TEXTE SOURCE:
%%
Centre d’appels et intelligence artificielle : mythes, réalités et avenir

Centre d'appels et intelligence artificielle

Depuis des années, l’intelligence artificielle est annoncée comme la prochaine grande révolution du service à la clientèle. Pourtant, entre les visions ambitieuses et le quotidien des équipes de première ligne en relation client, un écart important persiste, dont on parle trop peu.

Ce document brosse un portrait clair de l’état actuel de l’IA dans les centres d’appels, explique comment préparer efficacement vos équipes et vos processus pour les trois à cinq prochaines années, et propose un cadre stratégique pour investir dans l’IA de façon judicieuse et mesurée.


Un examen réaliste de l’IA

Le potentiel à long terme de l’IA pour offrir un service plus rapide, des flux de travail plus intelligents et réduire les coûts est indéniable. Cependant, à court terme, la réalité est toute autre.

1. L’acceptation de l’IA par les clients demeure faible en raison de solutions inefficaces

Les attentes des clients sont rarement satisfaites par les solutions libre-service alimentées par l’IA. Cela s’explique par le fait que la majorité des outils d’IA déployés en première ligne s’appuient sur une architecture de type génération augmentée par récupération (GAR) à faible coût. Cette architecture génère des réponses de style conversationnel, mais se limite essentiellement à répéter, à partir de mots-clés, l’information déjà présente dans une base de connaissances.

Or, les clients contactent un centre d’appels seulement après avoir épuisé toutes les ressources en ligne et consulté la FAQ. À ce stade, ils ont besoin de plus qu’une simple extraction d’information. Pourtant, les systèmes actuels leur offrent souvent exactement ce qu’ils veulent éviter : une boucle frustrante où ils répètent leur question sans jamais obtenir de solution concrète.

Des systèmes d’IA beaucoup plus performants existent, mais…

2. L’IA agentive demeure plus coûteuse que la dotation à l’étranger

Même en tenant compte des gains potentiels d’efficacité, les déploiements d’IA agentive de haute qualité demeurent plus dispendieux que la sous-traitance traditionnelle à l’étranger. Les frais d’exploitation augmentent rapidement en raison d’une puissance de calcul à grande échelle, des frais de licence, de l’intégration de données, du développement sur mesure, et des ressources internes nécessaires pour superviser ces projets d’IA.

3. L’IA agentive produit encore des « hallucinations »

Même lorsque les entreprises sont prêtes à absorber les coûts élevés de l’IA agentive, elles doivent composer avec un risque d’erreurs générées par le modèle. Les « hallucinations » d’IA demeurent une réalité. Malgré des progrès rapides, la technologie reste imparfaite. Dans des secteurs fortement réglementés comme les services bancaires ou la santé, où la marge d’erreur est pratiquement inexistante, ce risque devient critique.
%%
DONNÉES EXTRAITES:
%%
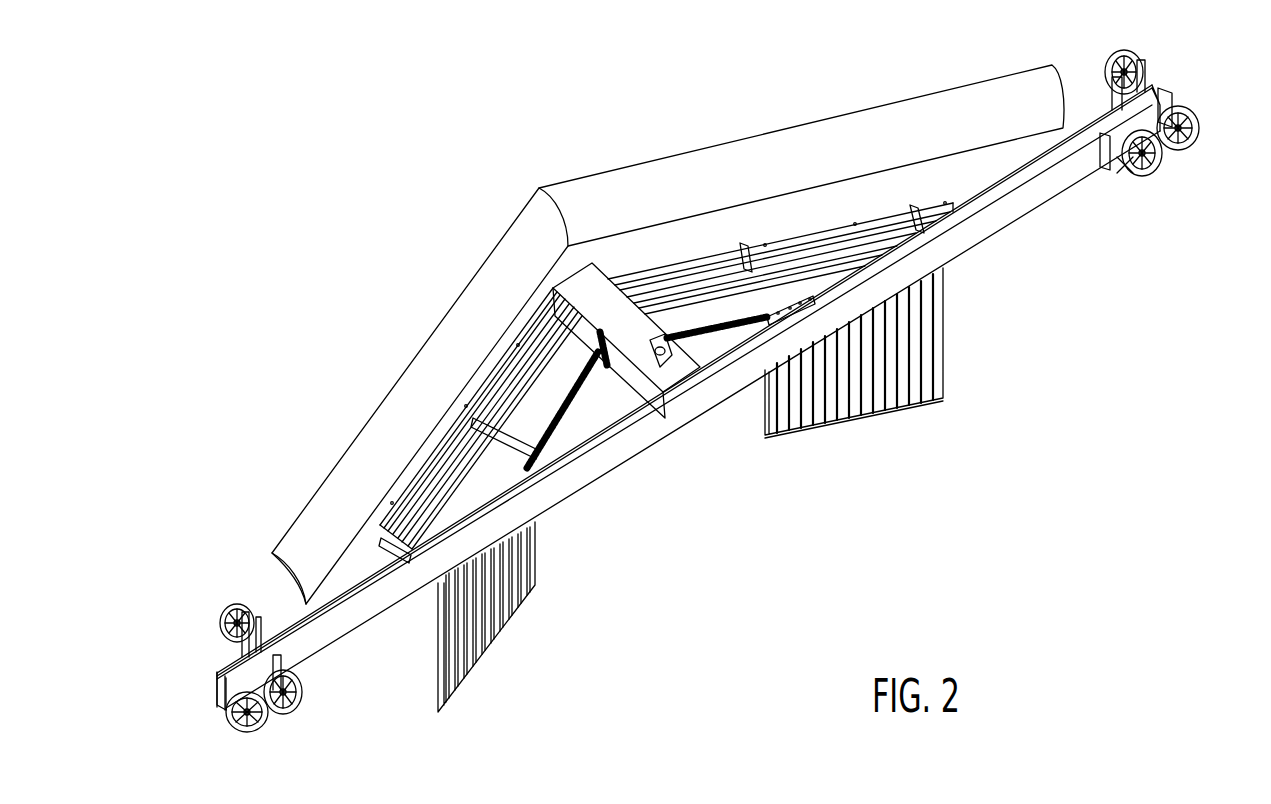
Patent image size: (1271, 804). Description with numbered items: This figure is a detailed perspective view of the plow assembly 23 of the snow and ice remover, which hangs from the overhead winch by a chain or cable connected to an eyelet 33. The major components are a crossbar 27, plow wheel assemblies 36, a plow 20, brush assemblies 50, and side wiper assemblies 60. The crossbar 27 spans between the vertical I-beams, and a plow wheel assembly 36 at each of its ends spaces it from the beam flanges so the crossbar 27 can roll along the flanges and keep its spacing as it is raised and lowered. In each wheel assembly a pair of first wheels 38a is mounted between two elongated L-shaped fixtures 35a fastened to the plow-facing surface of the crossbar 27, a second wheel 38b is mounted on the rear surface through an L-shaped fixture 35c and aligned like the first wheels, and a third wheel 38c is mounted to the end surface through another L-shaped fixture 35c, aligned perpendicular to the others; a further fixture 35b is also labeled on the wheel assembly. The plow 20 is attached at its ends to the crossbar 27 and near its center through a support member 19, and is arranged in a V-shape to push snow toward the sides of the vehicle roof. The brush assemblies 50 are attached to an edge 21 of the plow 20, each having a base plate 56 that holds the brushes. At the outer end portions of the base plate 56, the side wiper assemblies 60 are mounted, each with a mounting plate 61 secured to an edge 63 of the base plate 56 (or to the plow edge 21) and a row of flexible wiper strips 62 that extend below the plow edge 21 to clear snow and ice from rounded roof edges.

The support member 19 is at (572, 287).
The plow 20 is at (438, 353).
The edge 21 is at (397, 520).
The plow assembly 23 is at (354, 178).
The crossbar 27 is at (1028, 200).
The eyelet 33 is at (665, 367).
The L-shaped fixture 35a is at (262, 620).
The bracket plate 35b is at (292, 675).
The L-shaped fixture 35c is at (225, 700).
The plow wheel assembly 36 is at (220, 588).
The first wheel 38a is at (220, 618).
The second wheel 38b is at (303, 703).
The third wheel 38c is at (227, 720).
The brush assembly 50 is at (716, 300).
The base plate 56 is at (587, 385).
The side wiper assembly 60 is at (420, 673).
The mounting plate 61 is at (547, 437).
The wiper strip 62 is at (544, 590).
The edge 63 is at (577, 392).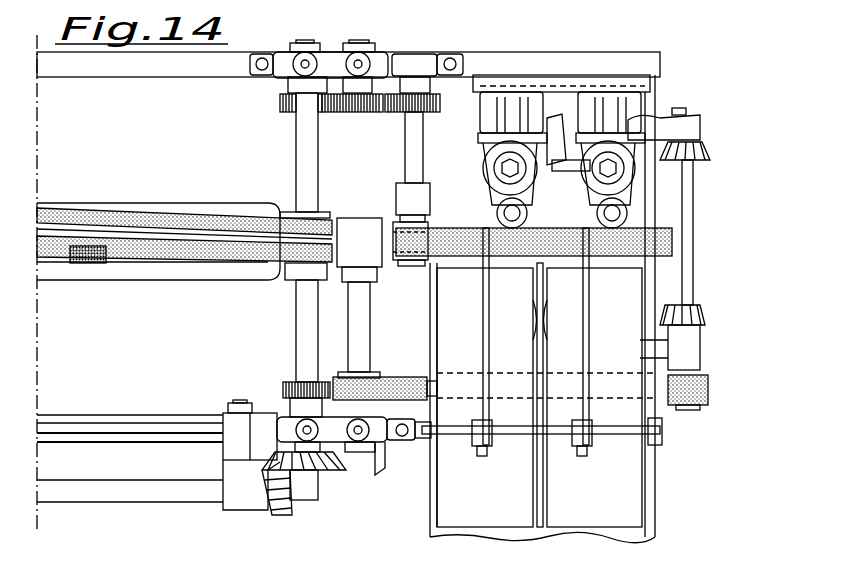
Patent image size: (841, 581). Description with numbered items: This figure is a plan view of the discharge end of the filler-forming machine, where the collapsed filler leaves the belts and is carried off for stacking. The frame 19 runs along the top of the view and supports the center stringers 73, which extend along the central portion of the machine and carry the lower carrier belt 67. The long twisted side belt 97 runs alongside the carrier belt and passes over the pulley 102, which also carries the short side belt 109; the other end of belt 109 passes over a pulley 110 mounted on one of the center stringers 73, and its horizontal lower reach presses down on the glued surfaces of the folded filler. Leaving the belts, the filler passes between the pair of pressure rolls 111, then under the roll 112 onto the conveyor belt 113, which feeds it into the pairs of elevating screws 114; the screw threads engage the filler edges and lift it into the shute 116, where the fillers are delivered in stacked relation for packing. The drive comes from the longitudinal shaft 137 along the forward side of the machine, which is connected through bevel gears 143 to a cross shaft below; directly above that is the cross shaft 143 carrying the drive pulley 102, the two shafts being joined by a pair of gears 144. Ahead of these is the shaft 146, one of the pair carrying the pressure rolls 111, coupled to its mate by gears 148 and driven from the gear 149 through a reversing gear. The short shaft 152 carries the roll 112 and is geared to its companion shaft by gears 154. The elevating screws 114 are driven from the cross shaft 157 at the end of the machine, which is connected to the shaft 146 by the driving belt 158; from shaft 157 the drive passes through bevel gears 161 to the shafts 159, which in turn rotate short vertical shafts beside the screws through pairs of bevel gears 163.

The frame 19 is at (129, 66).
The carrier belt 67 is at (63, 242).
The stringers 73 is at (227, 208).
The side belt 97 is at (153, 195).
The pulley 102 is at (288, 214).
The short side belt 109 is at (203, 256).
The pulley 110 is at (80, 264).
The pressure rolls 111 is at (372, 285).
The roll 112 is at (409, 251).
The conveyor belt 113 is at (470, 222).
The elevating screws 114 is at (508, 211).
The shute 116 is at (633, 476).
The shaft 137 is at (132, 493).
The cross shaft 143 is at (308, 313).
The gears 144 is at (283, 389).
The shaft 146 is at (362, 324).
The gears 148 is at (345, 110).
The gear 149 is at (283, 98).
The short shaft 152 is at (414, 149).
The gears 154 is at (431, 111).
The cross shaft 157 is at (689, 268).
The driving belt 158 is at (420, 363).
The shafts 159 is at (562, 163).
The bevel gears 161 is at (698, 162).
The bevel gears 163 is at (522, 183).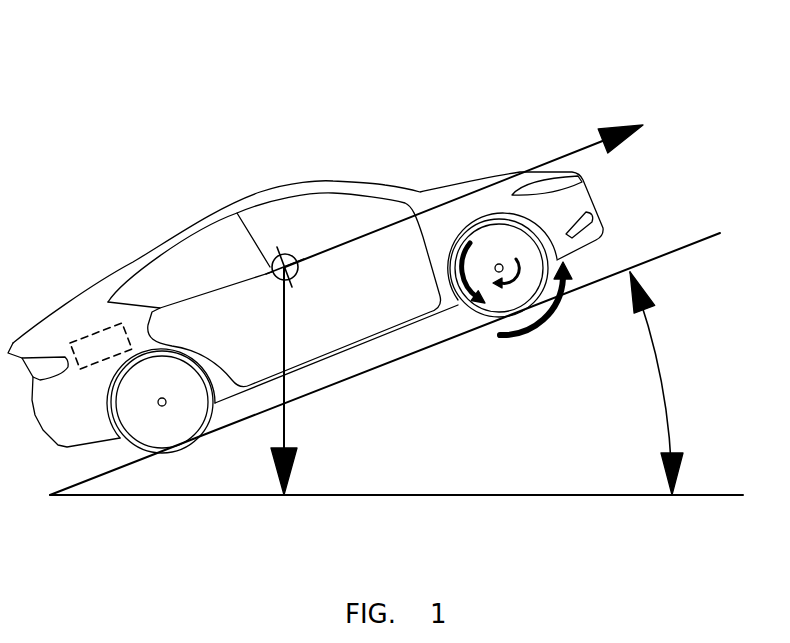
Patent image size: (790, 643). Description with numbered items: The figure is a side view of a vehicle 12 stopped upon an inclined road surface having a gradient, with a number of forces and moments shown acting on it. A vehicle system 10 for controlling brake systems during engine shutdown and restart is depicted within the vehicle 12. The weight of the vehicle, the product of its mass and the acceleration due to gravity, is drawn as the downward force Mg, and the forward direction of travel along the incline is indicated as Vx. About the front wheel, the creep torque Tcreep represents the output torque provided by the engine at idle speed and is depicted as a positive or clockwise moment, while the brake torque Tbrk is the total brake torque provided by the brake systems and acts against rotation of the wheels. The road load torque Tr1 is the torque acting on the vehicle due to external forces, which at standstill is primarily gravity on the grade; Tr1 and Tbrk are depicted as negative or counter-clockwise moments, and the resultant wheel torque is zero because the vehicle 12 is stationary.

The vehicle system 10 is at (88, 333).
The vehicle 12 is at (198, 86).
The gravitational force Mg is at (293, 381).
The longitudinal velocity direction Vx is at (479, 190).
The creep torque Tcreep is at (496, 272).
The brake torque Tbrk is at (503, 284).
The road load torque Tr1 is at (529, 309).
%%
TÂCHE DEMANDÉE:
Transcrivez fidèlement le passage du texte sur l’IA dans les centres d’appels qui commence par « Depuis des années, l’intelligence » et se poursuit jusqu’à « est toute autre. ».

RÉSULTAT DE LA TÂCHE:
Depuis des années, l’intelligence artificielle est annoncée comme la prochaine grande révolution du service à la clientèle. Pourtant, entre les visions ambitieuses et le quotidien des équipes de première ligne en relation client, un écart important persiste, dont on parle trop peu.

Ce document brosse un portrait clair de l’état actuel de l’IA dans les centres d’appels, explique comment préparer efficacement vos équipes et vos processus pour les trois à cinq prochaines années, et propose un cadre stratégique pour investir dans l’IA de façon judicieuse et mesurée.


Un examen réaliste de l’IA

Le potentiel à long terme de l’IA pour offrir un service plus rapide, des flux de travail plus intelligents et réduire les coûts est indéniable. Cependant, à court terme, la réalité est toute autre.